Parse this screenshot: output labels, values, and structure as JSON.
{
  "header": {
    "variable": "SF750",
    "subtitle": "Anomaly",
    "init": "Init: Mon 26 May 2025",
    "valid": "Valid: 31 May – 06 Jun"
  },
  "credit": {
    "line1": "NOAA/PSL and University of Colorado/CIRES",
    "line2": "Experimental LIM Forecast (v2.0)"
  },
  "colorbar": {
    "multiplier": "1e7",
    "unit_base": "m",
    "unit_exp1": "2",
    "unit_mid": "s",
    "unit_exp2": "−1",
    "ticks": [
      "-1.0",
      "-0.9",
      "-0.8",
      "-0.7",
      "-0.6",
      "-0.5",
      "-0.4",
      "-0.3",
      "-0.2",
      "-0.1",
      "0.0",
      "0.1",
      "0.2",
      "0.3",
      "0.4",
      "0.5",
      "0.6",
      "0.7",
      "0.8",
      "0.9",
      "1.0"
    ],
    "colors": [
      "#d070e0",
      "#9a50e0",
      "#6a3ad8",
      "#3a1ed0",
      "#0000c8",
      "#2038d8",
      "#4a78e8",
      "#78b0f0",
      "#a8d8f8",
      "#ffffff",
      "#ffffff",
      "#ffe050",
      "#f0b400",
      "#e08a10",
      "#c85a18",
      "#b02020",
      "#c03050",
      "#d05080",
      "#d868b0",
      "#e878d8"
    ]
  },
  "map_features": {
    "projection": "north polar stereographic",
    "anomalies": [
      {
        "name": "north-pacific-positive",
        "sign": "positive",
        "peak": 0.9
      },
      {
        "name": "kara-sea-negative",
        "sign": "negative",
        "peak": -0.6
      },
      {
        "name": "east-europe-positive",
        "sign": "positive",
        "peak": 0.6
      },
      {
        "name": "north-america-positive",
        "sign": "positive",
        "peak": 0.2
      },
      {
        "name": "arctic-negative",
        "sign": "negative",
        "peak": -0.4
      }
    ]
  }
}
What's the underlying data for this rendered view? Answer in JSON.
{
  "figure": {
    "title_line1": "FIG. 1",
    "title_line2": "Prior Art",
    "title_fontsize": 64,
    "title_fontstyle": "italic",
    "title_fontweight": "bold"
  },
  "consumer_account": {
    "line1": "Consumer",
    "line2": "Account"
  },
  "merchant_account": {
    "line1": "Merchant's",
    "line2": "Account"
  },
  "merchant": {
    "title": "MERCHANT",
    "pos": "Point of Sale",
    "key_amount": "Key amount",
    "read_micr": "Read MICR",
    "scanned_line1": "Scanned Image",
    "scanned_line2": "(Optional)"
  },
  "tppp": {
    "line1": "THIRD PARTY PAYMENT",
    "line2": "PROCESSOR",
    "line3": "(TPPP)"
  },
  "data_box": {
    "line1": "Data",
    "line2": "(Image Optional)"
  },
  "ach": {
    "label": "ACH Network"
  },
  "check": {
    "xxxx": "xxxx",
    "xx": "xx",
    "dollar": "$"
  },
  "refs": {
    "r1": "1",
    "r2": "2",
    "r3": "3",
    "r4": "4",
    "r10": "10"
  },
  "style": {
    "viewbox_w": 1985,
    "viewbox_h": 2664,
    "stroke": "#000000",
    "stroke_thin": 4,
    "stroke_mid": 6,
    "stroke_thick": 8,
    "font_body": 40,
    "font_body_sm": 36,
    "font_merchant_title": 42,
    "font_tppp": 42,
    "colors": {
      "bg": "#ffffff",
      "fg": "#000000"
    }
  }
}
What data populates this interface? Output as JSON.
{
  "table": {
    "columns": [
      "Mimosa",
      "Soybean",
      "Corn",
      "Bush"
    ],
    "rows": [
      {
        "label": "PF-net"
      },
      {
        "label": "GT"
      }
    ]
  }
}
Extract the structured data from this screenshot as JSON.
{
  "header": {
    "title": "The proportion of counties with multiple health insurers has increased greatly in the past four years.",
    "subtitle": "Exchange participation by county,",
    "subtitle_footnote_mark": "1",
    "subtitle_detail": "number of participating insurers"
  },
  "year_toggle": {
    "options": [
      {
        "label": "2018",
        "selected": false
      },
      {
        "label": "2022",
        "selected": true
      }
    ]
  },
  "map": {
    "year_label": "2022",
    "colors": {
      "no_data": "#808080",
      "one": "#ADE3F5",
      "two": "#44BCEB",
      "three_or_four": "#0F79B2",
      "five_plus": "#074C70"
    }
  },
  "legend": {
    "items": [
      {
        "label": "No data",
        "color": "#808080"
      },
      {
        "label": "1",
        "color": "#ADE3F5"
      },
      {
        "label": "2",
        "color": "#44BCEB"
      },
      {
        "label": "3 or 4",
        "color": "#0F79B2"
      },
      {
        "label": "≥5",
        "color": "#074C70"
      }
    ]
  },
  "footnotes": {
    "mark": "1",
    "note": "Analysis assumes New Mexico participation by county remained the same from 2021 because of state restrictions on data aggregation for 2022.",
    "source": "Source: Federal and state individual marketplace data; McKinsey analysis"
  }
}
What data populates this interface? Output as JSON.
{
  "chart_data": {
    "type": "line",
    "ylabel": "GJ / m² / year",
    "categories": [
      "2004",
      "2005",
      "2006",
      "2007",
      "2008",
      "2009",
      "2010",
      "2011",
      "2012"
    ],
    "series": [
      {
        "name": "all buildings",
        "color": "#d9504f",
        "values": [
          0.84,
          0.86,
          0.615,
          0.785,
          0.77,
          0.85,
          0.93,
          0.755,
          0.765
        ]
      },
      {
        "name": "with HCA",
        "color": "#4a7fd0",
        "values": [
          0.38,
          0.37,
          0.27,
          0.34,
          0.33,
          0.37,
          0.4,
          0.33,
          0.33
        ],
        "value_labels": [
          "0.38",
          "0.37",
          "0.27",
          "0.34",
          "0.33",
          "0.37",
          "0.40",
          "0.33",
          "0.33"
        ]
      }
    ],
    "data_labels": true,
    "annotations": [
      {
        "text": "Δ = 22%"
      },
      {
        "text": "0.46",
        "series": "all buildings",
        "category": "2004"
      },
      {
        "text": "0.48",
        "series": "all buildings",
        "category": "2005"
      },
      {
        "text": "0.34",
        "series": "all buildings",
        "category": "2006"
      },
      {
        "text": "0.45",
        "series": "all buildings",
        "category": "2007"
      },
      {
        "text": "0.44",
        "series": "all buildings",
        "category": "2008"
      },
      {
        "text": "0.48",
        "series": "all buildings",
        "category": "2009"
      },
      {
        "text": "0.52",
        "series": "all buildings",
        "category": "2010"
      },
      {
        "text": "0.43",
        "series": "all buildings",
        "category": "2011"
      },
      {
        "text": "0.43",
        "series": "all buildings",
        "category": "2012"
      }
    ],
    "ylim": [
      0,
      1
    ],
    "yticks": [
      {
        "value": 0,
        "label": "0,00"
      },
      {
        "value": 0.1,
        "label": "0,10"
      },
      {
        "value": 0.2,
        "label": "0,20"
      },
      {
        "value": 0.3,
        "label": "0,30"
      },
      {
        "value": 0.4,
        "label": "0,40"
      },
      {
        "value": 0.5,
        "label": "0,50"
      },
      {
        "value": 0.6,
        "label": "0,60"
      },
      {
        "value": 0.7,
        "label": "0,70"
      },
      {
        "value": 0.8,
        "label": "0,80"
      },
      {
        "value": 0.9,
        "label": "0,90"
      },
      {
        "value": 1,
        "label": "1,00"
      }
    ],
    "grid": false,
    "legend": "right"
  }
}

++++++++

Collect from the data above every line that includes "north".

    "projection": "north polar stereographic",
        "name": "north-pacific-positive",
        "name": "north-america-positive",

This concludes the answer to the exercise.